Without skipping anything, write out each record below exactly.
━━ RECORD EXTRACTS
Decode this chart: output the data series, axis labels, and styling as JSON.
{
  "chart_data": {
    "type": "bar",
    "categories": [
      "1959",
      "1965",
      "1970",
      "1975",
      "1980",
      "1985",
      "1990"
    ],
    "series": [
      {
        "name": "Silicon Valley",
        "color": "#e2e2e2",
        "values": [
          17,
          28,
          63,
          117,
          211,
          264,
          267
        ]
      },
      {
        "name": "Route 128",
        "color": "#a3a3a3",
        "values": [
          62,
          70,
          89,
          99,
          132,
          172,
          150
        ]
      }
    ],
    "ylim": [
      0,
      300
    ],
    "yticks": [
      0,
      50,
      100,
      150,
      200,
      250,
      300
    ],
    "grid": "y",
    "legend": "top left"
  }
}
━━━━
**SOLUTION TO THIS TASK**
Decode this chart: output the data series, axis labels, and styling as JSON.
{
  "chart_data": {
    "type": "bar",
    "categories": [
      "1959",
      "1965",
      "1970",
      "1975",
      "1980",
      "1985",
      "1990"
    ],
    "series": [
      {
        "name": "Silicon Valley",
        "color": "#e2e2e2",
        "values": [
          17,
          28,
          63,
          117,
          211,
          264,
          267
        ]
      },
      {
        "name": "Route 128",
        "color": "#a3a3a3",
        "values": [
          62,
          70,
          89,
          99,
          132,
          172,
          150
        ]
      }
    ],
    "ylim": [
      0,
      300
    ],
    "yticks": [
      0,
      50,
      100,
      150,
      200,
      250,
      300
    ],
    "grid": "y",
    "legend": "top left"
  }
}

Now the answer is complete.